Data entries
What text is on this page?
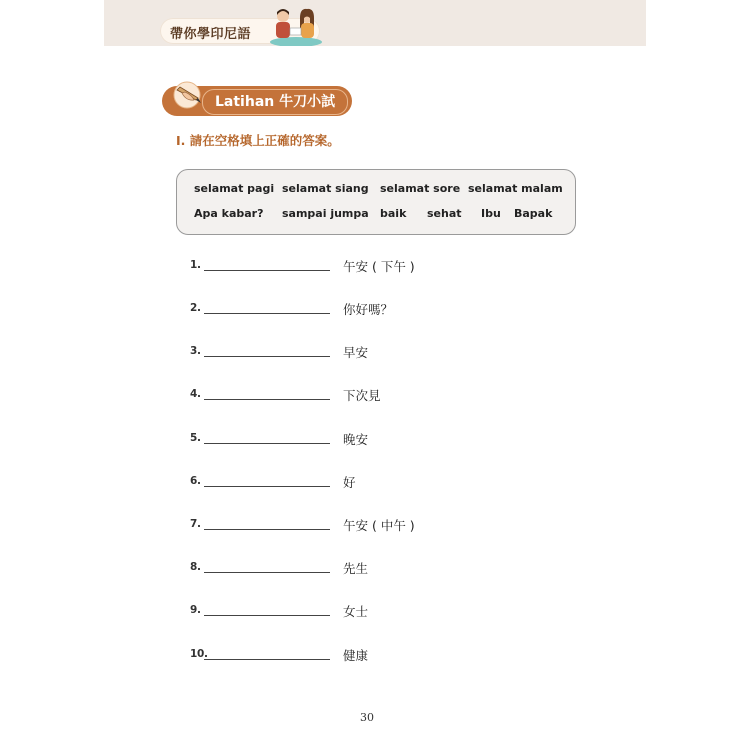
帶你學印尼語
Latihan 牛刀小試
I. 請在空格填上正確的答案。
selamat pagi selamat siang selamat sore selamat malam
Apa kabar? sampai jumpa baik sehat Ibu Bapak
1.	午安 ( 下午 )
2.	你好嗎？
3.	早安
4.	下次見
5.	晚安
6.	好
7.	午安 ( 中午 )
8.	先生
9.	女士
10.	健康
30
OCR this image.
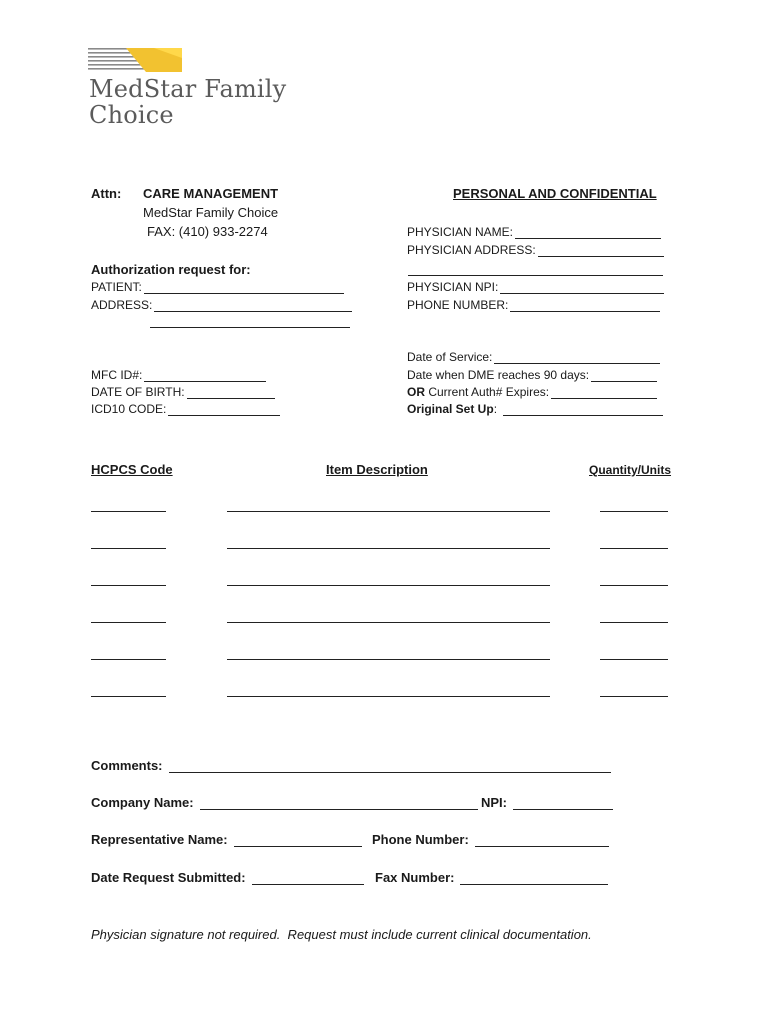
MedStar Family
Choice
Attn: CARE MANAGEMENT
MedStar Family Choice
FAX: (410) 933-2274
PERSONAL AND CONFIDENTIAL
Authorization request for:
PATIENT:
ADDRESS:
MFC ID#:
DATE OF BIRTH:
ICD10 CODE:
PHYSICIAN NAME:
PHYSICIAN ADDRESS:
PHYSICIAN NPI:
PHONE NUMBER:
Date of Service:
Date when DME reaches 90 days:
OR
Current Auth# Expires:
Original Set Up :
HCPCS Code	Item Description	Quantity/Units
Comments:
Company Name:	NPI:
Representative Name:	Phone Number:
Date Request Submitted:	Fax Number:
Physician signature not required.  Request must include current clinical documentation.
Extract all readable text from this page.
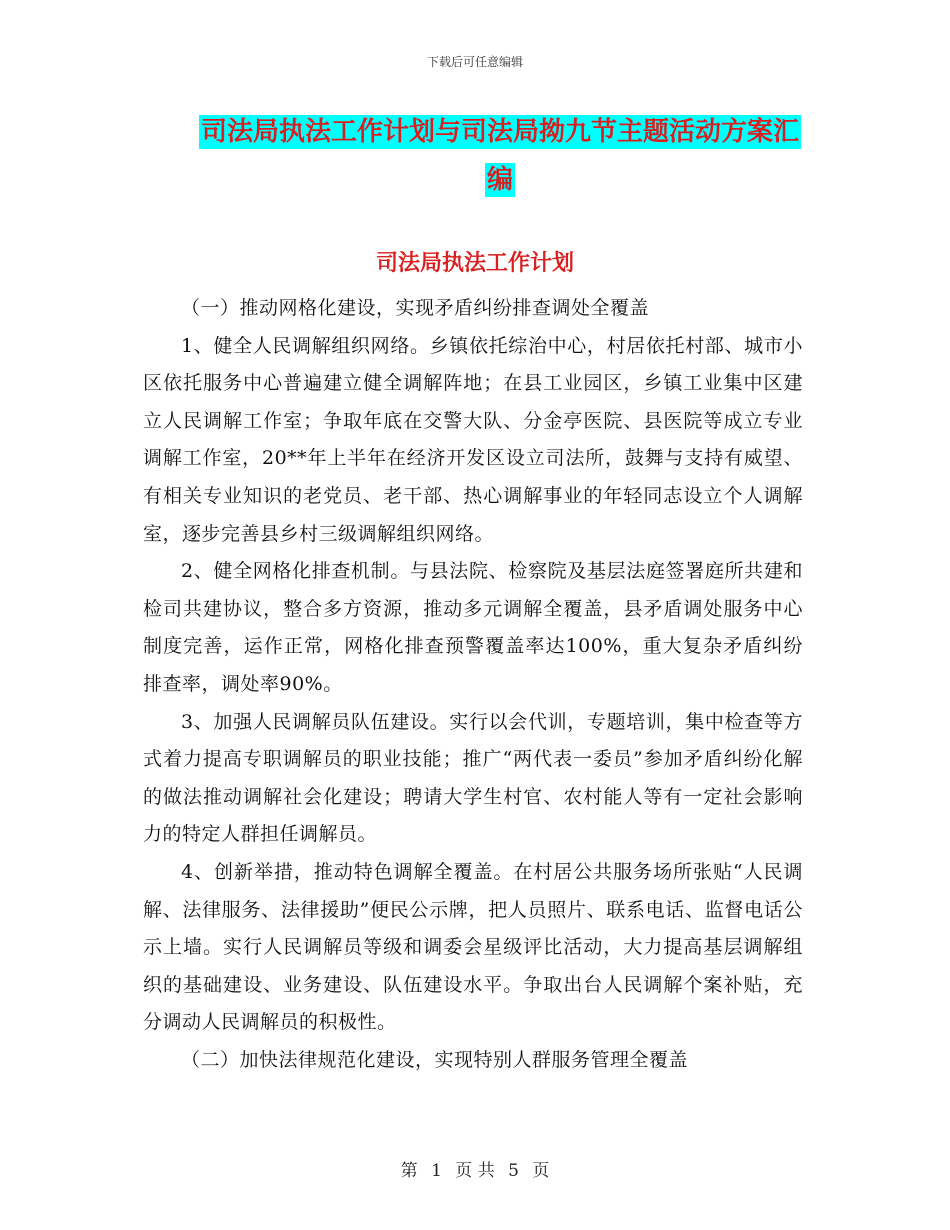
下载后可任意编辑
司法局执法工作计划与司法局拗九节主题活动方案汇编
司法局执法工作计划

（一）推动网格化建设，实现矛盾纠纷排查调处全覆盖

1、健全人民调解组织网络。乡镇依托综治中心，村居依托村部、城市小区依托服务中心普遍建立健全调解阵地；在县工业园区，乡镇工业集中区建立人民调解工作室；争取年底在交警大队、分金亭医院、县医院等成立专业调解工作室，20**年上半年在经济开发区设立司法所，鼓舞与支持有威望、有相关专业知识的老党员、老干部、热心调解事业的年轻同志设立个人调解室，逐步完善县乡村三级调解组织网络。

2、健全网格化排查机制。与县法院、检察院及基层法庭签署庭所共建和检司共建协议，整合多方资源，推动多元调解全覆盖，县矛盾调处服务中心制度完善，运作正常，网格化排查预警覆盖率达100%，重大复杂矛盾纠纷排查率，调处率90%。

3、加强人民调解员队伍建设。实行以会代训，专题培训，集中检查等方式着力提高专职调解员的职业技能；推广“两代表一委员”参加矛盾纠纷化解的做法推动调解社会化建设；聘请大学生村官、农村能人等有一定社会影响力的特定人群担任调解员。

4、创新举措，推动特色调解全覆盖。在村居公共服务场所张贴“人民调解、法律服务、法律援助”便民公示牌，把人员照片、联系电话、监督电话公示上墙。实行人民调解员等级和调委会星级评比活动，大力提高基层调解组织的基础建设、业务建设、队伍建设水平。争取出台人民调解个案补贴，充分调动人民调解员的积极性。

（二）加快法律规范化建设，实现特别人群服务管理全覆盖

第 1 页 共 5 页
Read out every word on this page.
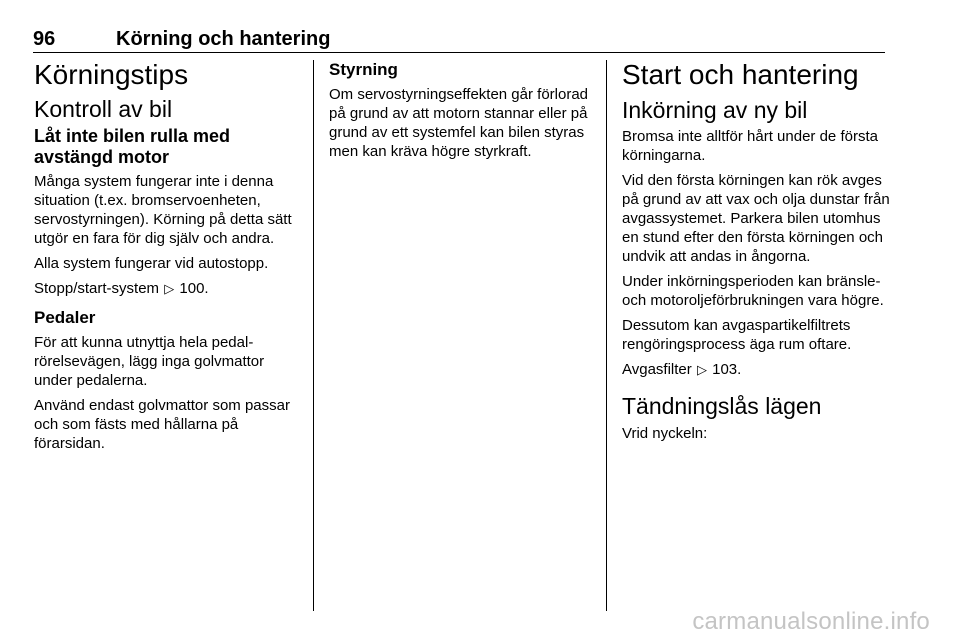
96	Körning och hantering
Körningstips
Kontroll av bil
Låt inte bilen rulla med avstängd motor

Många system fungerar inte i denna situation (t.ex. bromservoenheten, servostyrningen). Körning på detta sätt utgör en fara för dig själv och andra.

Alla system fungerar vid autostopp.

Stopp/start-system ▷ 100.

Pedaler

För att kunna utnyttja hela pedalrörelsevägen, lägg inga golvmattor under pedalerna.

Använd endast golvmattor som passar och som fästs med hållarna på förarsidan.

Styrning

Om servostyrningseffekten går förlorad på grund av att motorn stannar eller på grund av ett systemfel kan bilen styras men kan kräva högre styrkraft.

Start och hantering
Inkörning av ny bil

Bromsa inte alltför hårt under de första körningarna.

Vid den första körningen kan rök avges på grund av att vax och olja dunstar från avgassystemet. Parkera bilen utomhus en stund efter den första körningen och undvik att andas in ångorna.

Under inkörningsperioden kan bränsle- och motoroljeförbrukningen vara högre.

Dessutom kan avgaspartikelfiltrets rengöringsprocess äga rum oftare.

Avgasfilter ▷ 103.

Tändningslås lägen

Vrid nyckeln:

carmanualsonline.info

Task instructions –
Reproduce every entry word for word, but skip any pictures.

Response to this task –
What text is on this page?
帶你學印尼語
Latihan 牛刀小試
I. 請在空格填上正確的答案。
selamat pagi selamat siang selamat sore selamat malam
Apa kabar? sampai jumpa baik sehat Ibu Bapak
1.	午安 ( 下午 )
2.	你好嗎？
3.	早安
4.	下次見
5.	晚安
6.	好
7.	午安 ( 中午 )
8.	先生
9.	女士
10.	健康
30
OCR this image.
MedStar Family
Choice
Attn: CARE MANAGEMENT
MedStar Family Choice
FAX: (410) 933-2274
PERSONAL AND CONFIDENTIAL
Authorization request for:
PATIENT:
ADDRESS:
MFC ID#:
DATE OF BIRTH:
ICD10 CODE:
PHYSICIAN NAME:
PHYSICIAN ADDRESS:
PHYSICIAN NPI:
PHONE NUMBER:
Date of Service:
Date when DME reaches 90 days:
OR
Current Auth# Expires:
Original Set Up :
HCPCS Code	Item Description	Quantity/Units
Comments:
Company Name:	NPI:
Representative Name:	Phone Number:
Date Request Submitted:	Fax Number:
Physician signature not required.  Request must include current clinical documentation.
Extract all readable text from this page.
下载后可任意编辑
司法局执法工作计划与司法局拗九节主题活动方案汇编
司法局执法工作计划

（一）推动网格化建设，实现矛盾纠纷排查调处全覆盖

1、健全人民调解组织网络。乡镇依托综治中心，村居依托村部、城市小区依托服务中心普遍建立健全调解阵地；在县工业园区，乡镇工业集中区建立人民调解工作室；争取年底在交警大队、分金亭医院、县医院等成立专业调解工作室，20**年上半年在经济开发区设立司法所，鼓舞与支持有威望、有相关专业知识的老党员、老干部、热心调解事业的年轻同志设立个人调解室，逐步完善县乡村三级调解组织网络。

2、健全网格化排查机制。与县法院、检察院及基层法庭签署庭所共建和检司共建协议，整合多方资源，推动多元调解全覆盖，县矛盾调处服务中心制度完善，运作正常，网格化排查预警覆盖率达100%，重大复杂矛盾纠纷排查率，调处率90%。

3、加强人民调解员队伍建设。实行以会代训，专题培训，集中检查等方式着力提高专职调解员的职业技能；推广“两代表一委员”参加矛盾纠纷化解的做法推动调解社会化建设；聘请大学生村官、农村能人等有一定社会影响力的特定人群担任调解员。

4、创新举措，推动特色调解全覆盖。在村居公共服务场所张贴“人民调解、法律服务、法律援助”便民公示牌，把人员照片、联系电话、监督电话公示上墙。实行人民调解员等级和调委会星级评比活动，大力提高基层调解组织的基础建设、业务建设、队伍建设水平。争取出台人民调解个案补贴，充分调动人民调解员的积极性。

（二）加快法律规范化建设，实现特别人群服务管理全覆盖

第 1 页 共 5 页
Read out every word on this page.
96	Körning och hantering
Körningstips
Kontroll av bil
Låt inte bilen rulla med avstängd motor

Många system fungerar inte i denna situation (t.ex. bromservoenheten, servostyrningen). Körning på detta sätt utgör en fara för dig själv och andra.

Alla system fungerar vid autostopp.

Stopp/start-system ▷ 100.

Pedaler

För att kunna utnyttja hela pedalrörelsevägen, lägg inga golvmattor under pedalerna.

Använd endast golvmattor som passar och som fästs med hållarna på förarsidan.

Styrning

Om servostyrningseffekten går förlorad på grund av att motorn stannar eller på grund av ett systemfel kan bilen styras men kan kräva högre styrkraft.

Start och hantering
Inkörning av ny bil

Bromsa inte alltför hårt under de första körningarna.

Vid den första körningen kan rök avges på grund av att vax och olja dunstar från avgassystemet. Parkera bilen utomhus en stund efter den första körningen och undvik att andas in ångorna.

Under inkörningsperioden kan bränsle- och motoroljeförbrukningen vara högre.

Dessutom kan avgaspartikelfiltrets rengöringsprocess äga rum oftare.

Avgasfilter ▷ 103.

Tändningslås lägen

Vrid nyckeln:

carmanualsonline.info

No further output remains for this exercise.